[Dataset records]

▬▬▬▬▬▬▬▬▬▬

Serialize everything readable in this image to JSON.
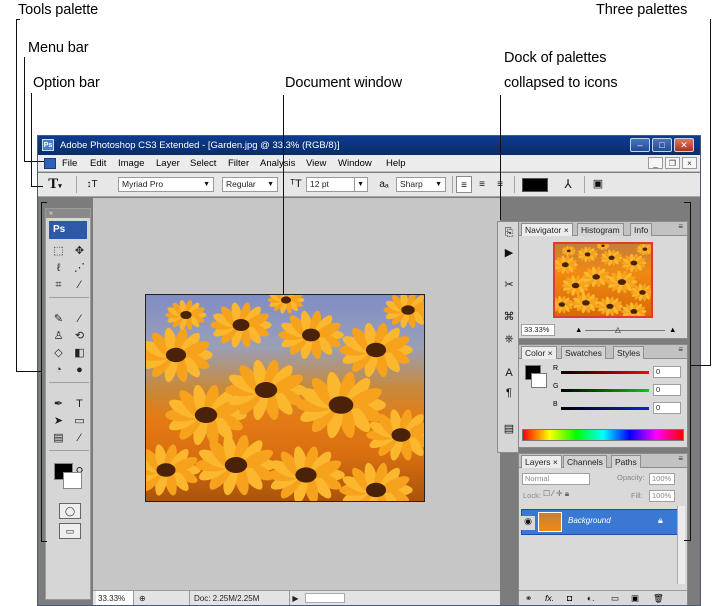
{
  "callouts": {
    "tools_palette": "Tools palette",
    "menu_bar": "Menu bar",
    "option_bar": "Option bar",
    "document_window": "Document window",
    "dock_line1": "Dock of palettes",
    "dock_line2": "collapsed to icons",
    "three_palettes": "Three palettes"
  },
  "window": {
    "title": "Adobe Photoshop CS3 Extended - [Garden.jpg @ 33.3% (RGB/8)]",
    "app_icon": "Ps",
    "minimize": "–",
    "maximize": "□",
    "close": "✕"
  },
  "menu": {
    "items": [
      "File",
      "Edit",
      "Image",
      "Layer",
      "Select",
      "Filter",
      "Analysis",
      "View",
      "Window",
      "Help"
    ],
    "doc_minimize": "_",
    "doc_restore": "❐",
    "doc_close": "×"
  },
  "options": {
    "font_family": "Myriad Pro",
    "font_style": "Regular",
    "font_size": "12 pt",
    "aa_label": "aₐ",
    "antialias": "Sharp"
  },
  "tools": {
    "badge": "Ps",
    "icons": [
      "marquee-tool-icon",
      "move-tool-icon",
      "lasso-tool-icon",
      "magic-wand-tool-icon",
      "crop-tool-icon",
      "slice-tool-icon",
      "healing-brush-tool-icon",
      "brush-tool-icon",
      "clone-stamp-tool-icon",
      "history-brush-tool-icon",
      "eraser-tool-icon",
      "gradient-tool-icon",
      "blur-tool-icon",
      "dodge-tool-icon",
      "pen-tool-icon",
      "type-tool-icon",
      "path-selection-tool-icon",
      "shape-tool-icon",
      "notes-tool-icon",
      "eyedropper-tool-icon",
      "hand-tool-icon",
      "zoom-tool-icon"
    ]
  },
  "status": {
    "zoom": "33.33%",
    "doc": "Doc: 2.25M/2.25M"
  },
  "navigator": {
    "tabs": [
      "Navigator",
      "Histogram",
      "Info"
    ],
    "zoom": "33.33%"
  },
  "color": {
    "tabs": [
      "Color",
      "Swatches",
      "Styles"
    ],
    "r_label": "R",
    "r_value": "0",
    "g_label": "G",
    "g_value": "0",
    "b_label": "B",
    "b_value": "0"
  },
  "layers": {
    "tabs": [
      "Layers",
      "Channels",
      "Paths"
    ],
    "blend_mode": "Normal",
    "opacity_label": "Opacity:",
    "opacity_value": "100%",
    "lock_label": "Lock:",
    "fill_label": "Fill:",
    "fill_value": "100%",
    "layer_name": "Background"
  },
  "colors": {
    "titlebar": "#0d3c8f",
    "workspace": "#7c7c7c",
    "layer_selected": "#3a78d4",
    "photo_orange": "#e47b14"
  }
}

▬▬▬▬▬▬▬▬▬▬

#### WHAT THIS TASK INVOLVES:
Each record above is to be restated exactly, with its pictures removed from the copy.

#### CORRECT OUTPUT:
Serialize everything readable in this image to JSON.
{
  "callouts": {
    "tools_palette": "Tools palette",
    "menu_bar": "Menu bar",
    "option_bar": "Option bar",
    "document_window": "Document window",
    "dock_line1": "Dock of palettes",
    "dock_line2": "collapsed to icons",
    "three_palettes": "Three palettes"
  },
  "window": {
    "title": "Adobe Photoshop CS3 Extended - [Garden.jpg @ 33.3% (RGB/8)]",
    "app_icon": "Ps",
    "minimize": "–",
    "maximize": "□",
    "close": "✕"
  },
  "menu": {
    "items": [
      "File",
      "Edit",
      "Image",
      "Layer",
      "Select",
      "Filter",
      "Analysis",
      "View",
      "Window",
      "Help"
    ],
    "doc_minimize": "_",
    "doc_restore": "❐",
    "doc_close": "×"
  },
  "options": {
    "font_family": "Myriad Pro",
    "font_style": "Regular",
    "font_size": "12 pt",
    "aa_label": "aₐ",
    "antialias": "Sharp"
  },
  "tools": {
    "badge": "Ps",
    "icons": [
      "marquee-tool-icon",
      "move-tool-icon",
      "lasso-tool-icon",
      "magic-wand-tool-icon",
      "crop-tool-icon",
      "slice-tool-icon",
      "healing-brush-tool-icon",
      "brush-tool-icon",
      "clone-stamp-tool-icon",
      "history-brush-tool-icon",
      "eraser-tool-icon",
      "gradient-tool-icon",
      "blur-tool-icon",
      "dodge-tool-icon",
      "pen-tool-icon",
      "type-tool-icon",
      "path-selection-tool-icon",
      "shape-tool-icon",
      "notes-tool-icon",
      "eyedropper-tool-icon",
      "hand-tool-icon",
      "zoom-tool-icon"
    ]
  },
  "status": {
    "zoom": "33.33%",
    "doc": "Doc: 2.25M/2.25M"
  },
  "navigator": {
    "tabs": [
      "Navigator",
      "Histogram",
      "Info"
    ],
    "zoom": "33.33%"
  },
  "color": {
    "tabs": [
      "Color",
      "Swatches",
      "Styles"
    ],
    "r_label": "R",
    "r_value": "0",
    "g_label": "G",
    "g_value": "0",
    "b_label": "B",
    "b_value": "0"
  },
  "layers": {
    "tabs": [
      "Layers",
      "Channels",
      "Paths"
    ],
    "blend_mode": "Normal",
    "opacity_label": "Opacity:",
    "opacity_value": "100%",
    "lock_label": "Lock:",
    "fill_label": "Fill:",
    "fill_value": "100%",
    "layer_name": "Background"
  },
  "colors": {
    "titlebar": "#0d3c8f",
    "workspace": "#7c7c7c",
    "layer_selected": "#3a78d4",
    "photo_orange": "#e47b14"
  }
}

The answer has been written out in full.